__Items from a dataset__
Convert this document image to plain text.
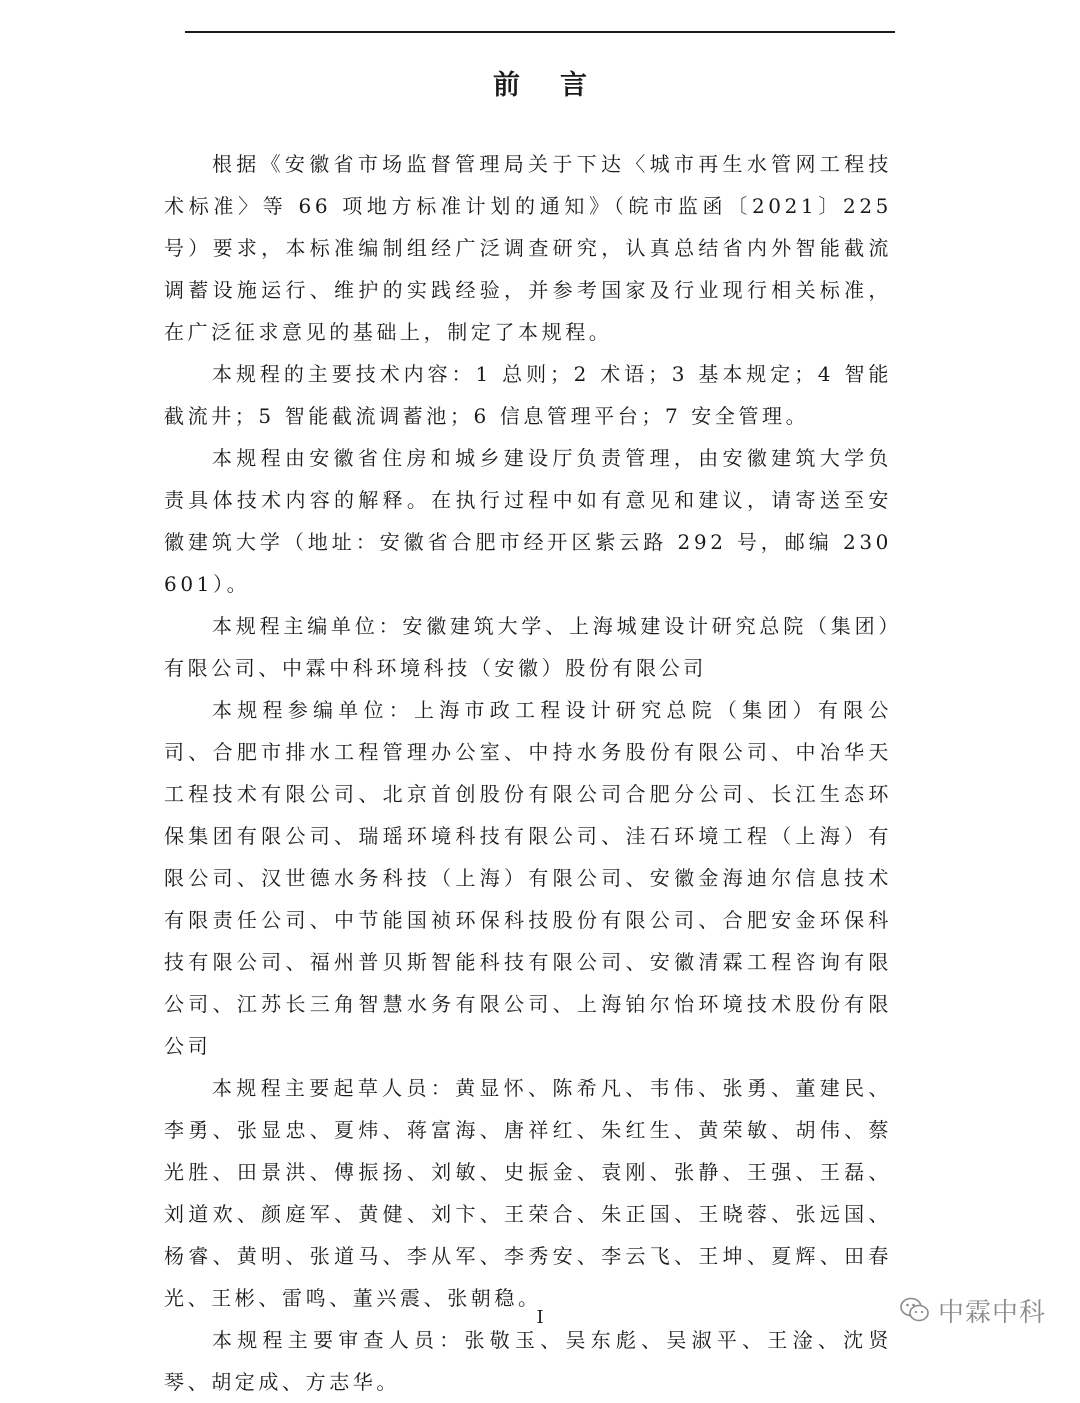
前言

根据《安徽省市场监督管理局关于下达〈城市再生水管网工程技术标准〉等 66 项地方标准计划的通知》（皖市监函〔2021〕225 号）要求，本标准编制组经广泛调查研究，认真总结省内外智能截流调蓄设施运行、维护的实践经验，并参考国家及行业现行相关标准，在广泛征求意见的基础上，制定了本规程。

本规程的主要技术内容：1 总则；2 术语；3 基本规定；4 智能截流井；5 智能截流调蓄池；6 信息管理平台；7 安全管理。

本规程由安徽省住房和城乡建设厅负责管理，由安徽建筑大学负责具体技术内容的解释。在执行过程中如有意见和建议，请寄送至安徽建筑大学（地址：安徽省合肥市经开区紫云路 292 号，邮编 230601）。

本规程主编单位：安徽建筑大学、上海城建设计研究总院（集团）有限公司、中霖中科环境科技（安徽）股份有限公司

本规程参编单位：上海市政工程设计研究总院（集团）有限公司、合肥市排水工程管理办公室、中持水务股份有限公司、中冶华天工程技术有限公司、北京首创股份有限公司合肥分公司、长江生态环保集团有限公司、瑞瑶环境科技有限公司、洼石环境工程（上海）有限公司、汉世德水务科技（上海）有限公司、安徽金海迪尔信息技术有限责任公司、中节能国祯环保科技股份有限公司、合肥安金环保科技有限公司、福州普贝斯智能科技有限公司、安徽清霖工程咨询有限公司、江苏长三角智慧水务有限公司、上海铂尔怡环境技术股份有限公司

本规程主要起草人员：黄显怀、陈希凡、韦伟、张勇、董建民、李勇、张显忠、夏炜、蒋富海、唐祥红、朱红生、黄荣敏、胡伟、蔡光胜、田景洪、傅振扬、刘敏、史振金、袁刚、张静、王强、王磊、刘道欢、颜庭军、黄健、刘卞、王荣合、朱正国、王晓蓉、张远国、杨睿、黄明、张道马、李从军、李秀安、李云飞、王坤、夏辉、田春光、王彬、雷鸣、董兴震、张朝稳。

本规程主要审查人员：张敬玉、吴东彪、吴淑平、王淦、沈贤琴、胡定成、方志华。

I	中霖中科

==

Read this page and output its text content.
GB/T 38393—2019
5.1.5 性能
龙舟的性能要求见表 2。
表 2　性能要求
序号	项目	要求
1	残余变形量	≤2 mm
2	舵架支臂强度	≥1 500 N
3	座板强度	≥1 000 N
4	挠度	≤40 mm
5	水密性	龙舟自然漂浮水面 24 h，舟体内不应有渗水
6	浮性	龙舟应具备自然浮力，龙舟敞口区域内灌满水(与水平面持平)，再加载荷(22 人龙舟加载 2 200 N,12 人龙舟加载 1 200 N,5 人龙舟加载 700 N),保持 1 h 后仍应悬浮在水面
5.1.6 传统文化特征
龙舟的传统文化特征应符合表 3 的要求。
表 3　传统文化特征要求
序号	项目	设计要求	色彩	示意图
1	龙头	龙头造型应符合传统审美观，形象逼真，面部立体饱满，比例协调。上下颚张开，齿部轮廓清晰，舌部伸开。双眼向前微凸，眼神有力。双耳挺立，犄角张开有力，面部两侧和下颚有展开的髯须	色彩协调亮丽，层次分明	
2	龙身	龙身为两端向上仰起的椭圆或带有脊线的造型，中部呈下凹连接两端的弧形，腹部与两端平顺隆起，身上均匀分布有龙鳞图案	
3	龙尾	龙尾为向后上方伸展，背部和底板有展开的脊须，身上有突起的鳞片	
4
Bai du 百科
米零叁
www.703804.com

__WHAT THE TASK REQUIRES__
Search the data for "this". Copy every line that has it.

__RESULT__
Convert this document image to plain text.
Read this page and output its text content.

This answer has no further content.